Look for the string "object" in the lines and copy each line that has it.

^^^^

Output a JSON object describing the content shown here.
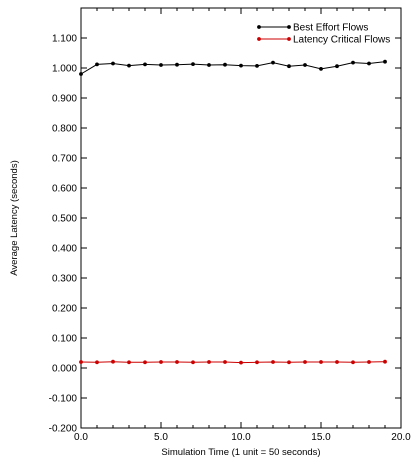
{
  "chart_data": {
    "type": "line",
    "title": "",
    "xlabel": "Simulation Time (1 unit = 50 seconds)",
    "ylabel": "Average Latency (seconds)",
    "xlim": [
      0,
      20
    ],
    "ylim": [
      -0.2,
      1.2
    ],
    "x_ticks": [
      0,
      5,
      10,
      15,
      20
    ],
    "x_tick_labels": [
      "0.0",
      "5.0",
      "10.0",
      "15.0",
      "20.0"
    ],
    "x_minor_step": 1,
    "y_ticks": [
      -0.2,
      -0.1,
      0.0,
      0.1,
      0.2,
      0.3,
      0.4,
      0.5,
      0.6,
      0.7,
      0.8,
      0.9,
      1.0,
      1.1
    ],
    "y_tick_labels": [
      "-0.200",
      "-0.100",
      "0.000",
      "0.100",
      "0.200",
      "0.300",
      "0.400",
      "0.500",
      "0.600",
      "0.700",
      "0.800",
      "0.900",
      "1.000",
      "1.100"
    ],
    "grid": false,
    "legend_position": "top-right",
    "x": [
      0,
      1,
      2,
      3,
      4,
      5,
      6,
      7,
      8,
      9,
      10,
      11,
      12,
      13,
      14,
      15,
      16,
      17,
      18,
      19
    ],
    "series": [
      {
        "name": "Best Effort Flows",
        "color": "#000000",
        "marker": "circle",
        "values": [
          0.98,
          1.012,
          1.015,
          1.008,
          1.012,
          1.01,
          1.011,
          1.013,
          1.01,
          1.011,
          1.008,
          1.007,
          1.018,
          1.006,
          1.01,
          0.997,
          1.006,
          1.018,
          1.015,
          1.021
        ]
      },
      {
        "name": "Latency Critical Flows",
        "color": "#cc0000",
        "marker": "circle",
        "values": [
          0.02,
          0.019,
          0.021,
          0.019,
          0.019,
          0.02,
          0.02,
          0.019,
          0.02,
          0.02,
          0.018,
          0.019,
          0.02,
          0.019,
          0.02,
          0.02,
          0.02,
          0.019,
          0.02,
          0.021
        ]
      }
    ]
  }
}
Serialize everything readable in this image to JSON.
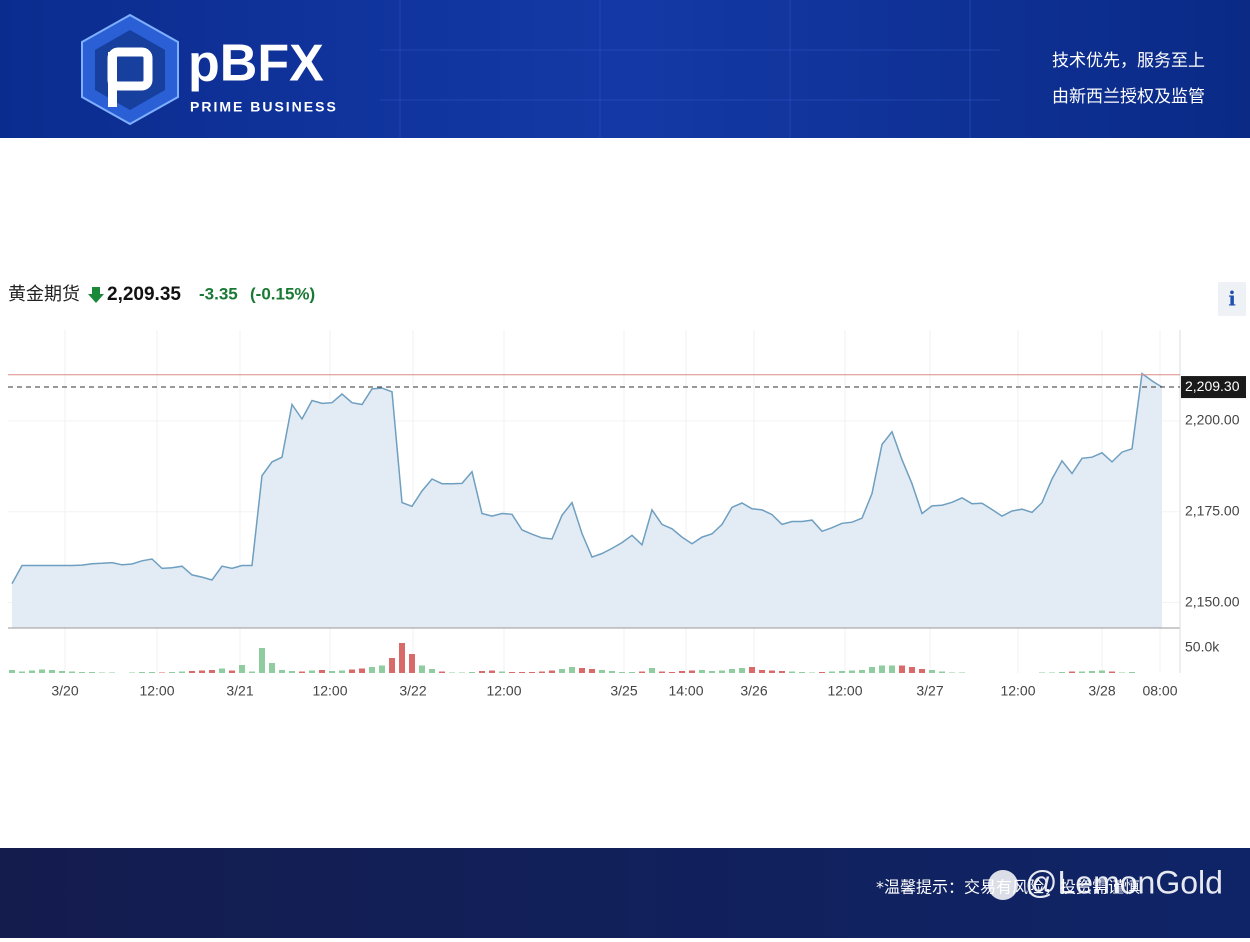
{
  "header": {
    "brand": "pBFX",
    "tagline": "PRIME BUSINESS",
    "slogan": "技术优先，服务至上",
    "license": "由新西兰授权及监管"
  },
  "footer": {
    "notice": "*温馨提示：交易有风险，投资需谨慎",
    "watermark": "@LemonGold"
  },
  "info_button": "i",
  "chart_data": {
    "type": "line",
    "title": "黄金期货",
    "price": "2,209.35",
    "change": "-3.35",
    "change_pct": "(-0.15%)",
    "line_color": "#6f9fc0",
    "fill_color": "#e3ecf5",
    "values": [
      2155.2,
      2160.2,
      2160.2,
      2160.2,
      2160.2,
      2160.2,
      2160.2,
      2160.3,
      2160.7,
      2160.8,
      2161,
      2160.4,
      2160.6,
      2161.5,
      2162,
      2159.4,
      2159.6,
      2160,
      2157.6,
      2157.0,
      2156.2,
      2160.0,
      2159.4,
      2160.2,
      2160.2,
      2184.9,
      2188.7,
      2190,
      2204.5,
      2200.5,
      2205.6,
      2204.8,
      2205,
      2207.4,
      2205,
      2204.5,
      2208.8,
      2209,
      2208,
      2177.5,
      2176.5,
      2180.7,
      2184,
      2182.7,
      2182.7,
      2182.8,
      2186,
      2174.5,
      2173.8,
      2174.5,
      2174.3,
      2170,
      2168.8,
      2167.8,
      2167.5,
      2174,
      2177.5,
      2169,
      2162.5,
      2163.5,
      2164.9,
      2166.5,
      2168.5,
      2165.9,
      2175.5,
      2171.5,
      2170.3,
      2168,
      2166.2,
      2168,
      2168.9,
      2171.5,
      2176.2,
      2177.4,
      2175.8,
      2175.5,
      2174.2,
      2171.5,
      2172.3,
      2172.3,
      2172.7,
      2169.6,
      2170.6,
      2171.8,
      2172.1,
      2173.2,
      2180,
      2193.5,
      2197,
      2189.3,
      2182.7,
      2174.5,
      2176.6,
      2176.8,
      2177.6,
      2178.8,
      2177.2,
      2177.3,
      2175.6,
      2173.8,
      2175.2,
      2175.7,
      2174.8,
      2177.5,
      2184,
      2189,
      2185.5,
      2189.7,
      2190,
      2191.2,
      2188.7,
      2191.4,
      2192.3,
      2213,
      2211,
      2209.3
    ],
    "volume": {
      "axis": "y2",
      "up_color": "#8fcc9f",
      "down_color": "#d86a6a",
      "values": [
        6000,
        3000,
        5000,
        7000,
        6000,
        4000,
        3000,
        2000,
        2000,
        1000,
        1000,
        0,
        1000,
        2000,
        2000,
        1000,
        2000,
        3000,
        4000,
        5000,
        6000,
        9000,
        5000,
        16000,
        3000,
        50000,
        20000,
        6000,
        4000,
        3000,
        5000,
        6000,
        4000,
        5000,
        7000,
        9000,
        12000,
        15000,
        30000,
        60000,
        38000,
        15000,
        8000,
        3000,
        1000,
        1000,
        2000,
        4000,
        5000,
        3000,
        2000,
        2000,
        2000,
        3000,
        5000,
        8000,
        12000,
        10000,
        8000,
        6000,
        4000,
        2000,
        2000,
        3000,
        10000,
        3000,
        2000,
        4000,
        5000,
        6000,
        4000,
        5000,
        8000,
        10000,
        12000,
        6000,
        5000,
        4000,
        3000,
        2000,
        1000,
        2000,
        3000,
        4000,
        5000,
        6000,
        12000,
        15000,
        15000,
        15000,
        12000,
        8000,
        6000,
        3000,
        1000,
        1000,
        0,
        0,
        0,
        0,
        0,
        0,
        0,
        1000,
        1000,
        2000,
        3000,
        3000,
        4000,
        5000,
        3000,
        1000,
        2000,
        0,
        0,
        0
      ]
    },
    "xlim": [
      -0.4,
      116.8
    ],
    "xticks": [
      {
        "value": 5.3,
        "label": "3/20"
      },
      {
        "value": 14.5,
        "label": "12:00"
      },
      {
        "value": 22.8,
        "label": "3/21"
      },
      {
        "value": 31.8,
        "label": "12:00"
      },
      {
        "value": 40.1,
        "label": "3/22"
      },
      {
        "value": 49.2,
        "label": "12:00"
      },
      {
        "value": 61.2,
        "label": "3/25"
      },
      {
        "value": 67.4,
        "label": "14:00"
      },
      {
        "value": 74.2,
        "label": "3/26"
      },
      {
        "value": 83.3,
        "label": "12:00"
      },
      {
        "value": 91.8,
        "label": "3/27"
      },
      {
        "value": 100.6,
        "label": "12:00"
      },
      {
        "value": 109,
        "label": "3/28"
      },
      {
        "value": 114.8,
        "label": "08:00"
      }
    ],
    "ylim": [
      2143,
      2225
    ],
    "yticks": [
      {
        "value": 2150,
        "label": "2,150.00"
      },
      {
        "value": 2175,
        "label": "2,175.00"
      },
      {
        "value": 2200,
        "label": "2,200.00"
      }
    ],
    "y2lim": [
      0,
      90000
    ],
    "y2ticks": [
      {
        "value": 50000,
        "label": "50.0k"
      }
    ],
    "last_price": {
      "value": 2209.3,
      "label": "2,209.30"
    },
    "prev_close": 2212.7,
    "prev_close_color": "#e08a8a",
    "grid": true
  }
}
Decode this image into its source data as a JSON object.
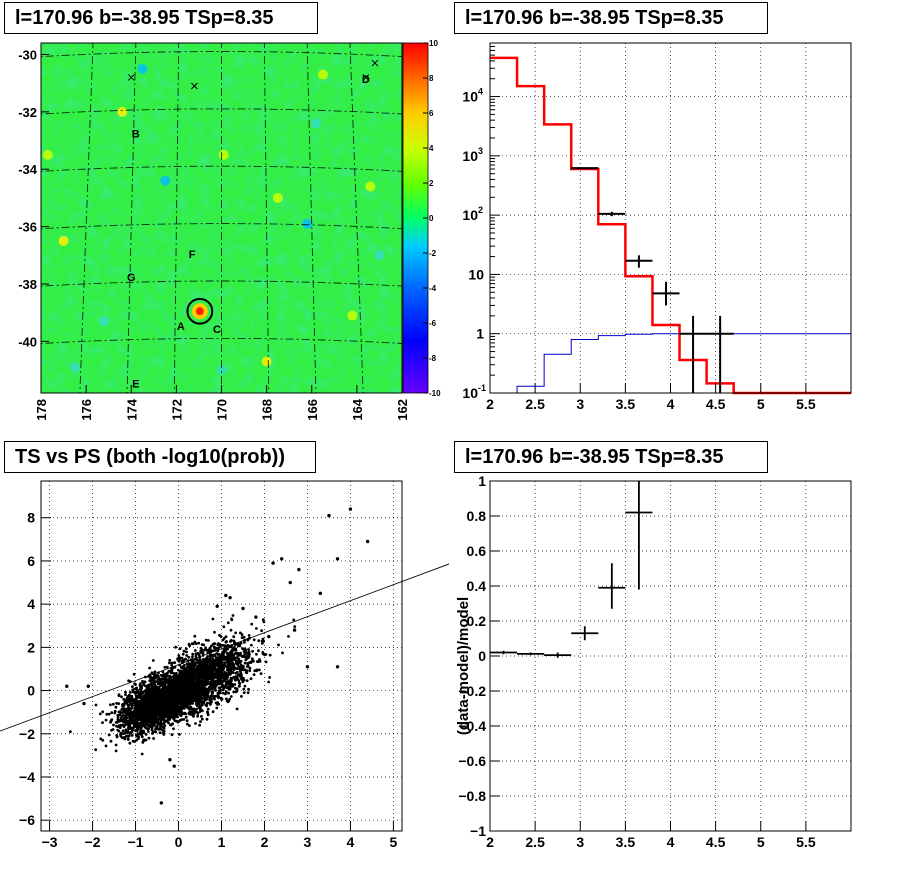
{
  "panels": {
    "map": {
      "title": "l=170.96 b=-38.95 TSp=8.35"
    },
    "spectrum": {
      "title": "l=170.96 b=-38.95 TSp=8.35"
    },
    "scatter": {
      "title": "TS vs PS (both -log10(prob))"
    },
    "residual": {
      "title": "l=170.96 b=-38.95 TSp=8.35"
    }
  },
  "chart_data": [
    {
      "type": "heatmap",
      "title": "l=170.96 b=-38.95 TSp=8.35",
      "x_ticks": [
        "178",
        "176",
        "174",
        "172",
        "170",
        "168",
        "166",
        "164",
        "162"
      ],
      "y_ticks": [
        "-30",
        "-32",
        "-34",
        "-36",
        "-38",
        "-40"
      ],
      "xlim": [
        178,
        162
      ],
      "ylim": [
        -41.8,
        -29.6
      ],
      "colorbar": {
        "min": -10,
        "max": 10,
        "ticks": [
          "10",
          "8",
          "6",
          "4",
          "2",
          "0",
          "-2",
          "-4",
          "-6",
          "-8",
          "-10"
        ]
      },
      "source_labels": [
        {
          "label": "B",
          "l": 173.8,
          "b": -32.9
        },
        {
          "label": "D",
          "l": 163.6,
          "b": -31.0
        },
        {
          "label": "F",
          "l": 171.3,
          "b": -37.1
        },
        {
          "label": "G",
          "l": 174.0,
          "b": -37.9
        },
        {
          "label": "A",
          "l": 171.8,
          "b": -39.6
        },
        {
          "label": "C",
          "l": 170.2,
          "b": -39.7
        },
        {
          "label": "E",
          "l": 173.8,
          "b": -41.6
        }
      ],
      "markers": [
        {
          "l": 174.0,
          "b": -30.8
        },
        {
          "l": 171.2,
          "b": -31.1
        },
        {
          "l": 163.2,
          "b": -30.3
        },
        {
          "l": 163.6,
          "b": -30.8
        }
      ],
      "hotspots": [
        {
          "l": 170.96,
          "b": -38.95,
          "value": 9
        },
        {
          "l": 168.0,
          "b": -40.7,
          "value": 3
        },
        {
          "l": 174.4,
          "b": -32.0,
          "value": 3
        },
        {
          "l": 177.0,
          "b": -36.5,
          "value": 3
        },
        {
          "l": 169.9,
          "b": -33.5,
          "value": 2
        },
        {
          "l": 165.5,
          "b": -30.7,
          "value": 2
        },
        {
          "l": 164.2,
          "b": -39.1,
          "value": 2
        },
        {
          "l": 163.4,
          "b": -34.6,
          "value": 2
        },
        {
          "l": 177.7,
          "b": -33.5,
          "value": 2
        },
        {
          "l": 167.5,
          "b": -35.0,
          "value": 2
        }
      ],
      "coldspots": [
        {
          "l": 173.5,
          "b": -30.5,
          "value": -3
        },
        {
          "l": 172.5,
          "b": -34.4,
          "value": -3
        },
        {
          "l": 166.2,
          "b": -35.9,
          "value": -3
        },
        {
          "l": 175.2,
          "b": -39.3,
          "value": -2
        },
        {
          "l": 170.0,
          "b": -41.0,
          "value": -2
        },
        {
          "l": 163.0,
          "b": -37.0,
          "value": -2
        },
        {
          "l": 176.5,
          "b": -40.9,
          "value": -2
        },
        {
          "l": 165.8,
          "b": -32.4,
          "value": -2
        }
      ],
      "circle": {
        "l": 170.96,
        "b": -38.95,
        "radius_deg": 0.55
      }
    },
    {
      "type": "line",
      "title": "l=170.96 b=-38.95 TSp=8.35",
      "xlim": [
        2,
        6
      ],
      "ylim": [
        0.1,
        80000
      ],
      "log_y": true,
      "x_ticks": [
        "2",
        "2.5",
        "3",
        "3.5",
        "4",
        "4.5",
        "5",
        "5.5"
      ],
      "y_ticks": [
        {
          "value": 0.1,
          "label": "10",
          "sup": "-1"
        },
        {
          "value": 1,
          "label": "1",
          "sup": ""
        },
        {
          "value": 10,
          "label": "10",
          "sup": ""
        },
        {
          "value": 100,
          "label": "10",
          "sup": "2"
        },
        {
          "value": 1000,
          "label": "10",
          "sup": "3"
        },
        {
          "value": 10000,
          "label": "10",
          "sup": "4"
        }
      ],
      "series": [
        {
          "color": "#ff0000",
          "edges": [
            2,
            2.3,
            2.6,
            2.9,
            3.2,
            3.5,
            3.8,
            4.1,
            4.4,
            4.7,
            5.0,
            5.3,
            5.6,
            5.9,
            6.0
          ],
          "values": [
            45000,
            15000,
            3400,
            600,
            70,
            9.3,
            1.4,
            0.36,
            0.145,
            0.1,
            0.1,
            0.1,
            0.1,
            0.1
          ]
        },
        {
          "color": "#0000cc",
          "edges": [
            2,
            2.3,
            2.6,
            2.9,
            3.2,
            3.5,
            3.8,
            4.1,
            4.4,
            4.7,
            5.0,
            5.3,
            5.6,
            5.9,
            6.0
          ],
          "values": [
            0.1,
            0.13,
            0.45,
            0.8,
            0.93,
            0.98,
            1.0,
            1.0,
            1.0,
            1.0,
            1.0,
            1.0,
            1.0,
            1.0
          ]
        }
      ],
      "points": [
        {
          "x": 3.05,
          "xerr": 0.15,
          "y": 620,
          "ylo": 600,
          "yhi": 640
        },
        {
          "x": 3.35,
          "xerr": 0.15,
          "y": 105,
          "ylo": 96,
          "yhi": 114
        },
        {
          "x": 3.65,
          "xerr": 0.15,
          "y": 17,
          "ylo": 13,
          "yhi": 21
        },
        {
          "x": 3.95,
          "xerr": 0.15,
          "y": 4.8,
          "ylo": 3.0,
          "yhi": 7.5
        },
        {
          "x": 4.25,
          "xerr": 0.15,
          "y": 1.0,
          "ylo": 0.1,
          "yhi": 2.0
        },
        {
          "x": 4.55,
          "xerr": 0.15,
          "y": 1.0,
          "ylo": 0.1,
          "yhi": 2.0
        }
      ]
    },
    {
      "type": "scatter",
      "title": "TS vs PS (both -log10(prob))",
      "xlim": [
        -3.2,
        5.2
      ],
      "ylim": [
        -6.5,
        9.7
      ],
      "x_ticks": [
        -3,
        -2,
        -1,
        0,
        1,
        2,
        3,
        4,
        5
      ],
      "y_ticks": [
        -6,
        -4,
        -2,
        0,
        2,
        4,
        6,
        8
      ],
      "fit_line": {
        "slope": 0.74,
        "intercept": 1.2
      },
      "cloud": {
        "count": 4000,
        "components": [
          {
            "weight": 0.55,
            "mx": -0.5,
            "my": -0.6,
            "sx": 0.42,
            "sy": 0.65,
            "rho": 0.55
          },
          {
            "weight": 0.45,
            "mx": 0.6,
            "my": 0.6,
            "sx": 0.55,
            "sy": 0.85,
            "rho": 0.55
          }
        ]
      },
      "outliers": [
        {
          "x": 4.0,
          "y": 8.4
        },
        {
          "x": 3.5,
          "y": 8.1
        },
        {
          "x": 4.4,
          "y": 6.9
        },
        {
          "x": 3.7,
          "y": 6.1
        },
        {
          "x": 2.4,
          "y": 6.1
        },
        {
          "x": 2.2,
          "y": 5.9
        },
        {
          "x": 2.8,
          "y": 5.6
        },
        {
          "x": 2.6,
          "y": 5.0
        },
        {
          "x": 3.3,
          "y": 4.5
        },
        {
          "x": 1.2,
          "y": 4.3
        },
        {
          "x": 1.1,
          "y": 4.4
        },
        {
          "x": 1.5,
          "y": 3.8
        },
        {
          "x": 2.7,
          "y": 2.8
        },
        {
          "x": 3.7,
          "y": 1.1
        },
        {
          "x": 3.0,
          "y": 1.1
        },
        {
          "x": -2.6,
          "y": 0.2
        },
        {
          "x": -2.1,
          "y": 0.2
        },
        {
          "x": -2.2,
          "y": -0.6
        },
        {
          "x": -1.0,
          "y": -1.4
        },
        {
          "x": -0.8,
          "y": -2.3
        },
        {
          "x": -0.2,
          "y": -3.2
        },
        {
          "x": -0.1,
          "y": -3.5
        },
        {
          "x": -0.4,
          "y": -5.2
        },
        {
          "x": 1.8,
          "y": 3.4
        },
        {
          "x": 0.9,
          "y": 3.9
        },
        {
          "x": 2.1,
          "y": 2.5
        }
      ]
    },
    {
      "type": "scatter",
      "title": "l=170.96 b=-38.95 TSp=8.35",
      "ylabel": "(data-model)/model",
      "xlim": [
        2,
        6
      ],
      "ylim": [
        -1,
        1
      ],
      "x_ticks": [
        "2",
        "2.5",
        "3",
        "3.5",
        "4",
        "4.5",
        "5",
        "5.5"
      ],
      "y_ticks": [
        "1",
        "0.8",
        "0.6",
        "0.4",
        "0.2",
        "0",
        "-0.2",
        "-0.4",
        "-0.6",
        "-0.8",
        "-1"
      ],
      "points": [
        {
          "x": 2.15,
          "xerr": 0.15,
          "y": 0.02,
          "ylo": 0.01,
          "yhi": 0.03
        },
        {
          "x": 2.45,
          "xerr": 0.15,
          "y": 0.012,
          "ylo": 0.005,
          "yhi": 0.02
        },
        {
          "x": 2.75,
          "xerr": 0.15,
          "y": 0.005,
          "ylo": -0.01,
          "yhi": 0.02
        },
        {
          "x": 3.05,
          "xerr": 0.15,
          "y": 0.13,
          "ylo": 0.09,
          "yhi": 0.17
        },
        {
          "x": 3.35,
          "xerr": 0.15,
          "y": 0.39,
          "ylo": 0.27,
          "yhi": 0.53
        },
        {
          "x": 3.65,
          "xerr": 0.15,
          "y": 0.82,
          "ylo": 0.38,
          "yhi": 1.0
        }
      ]
    }
  ]
}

^^^^

▶ **FULL RESPONSE**:
Output a JSON object describing the content shown here.
Decode this image into its source data as a JSON object.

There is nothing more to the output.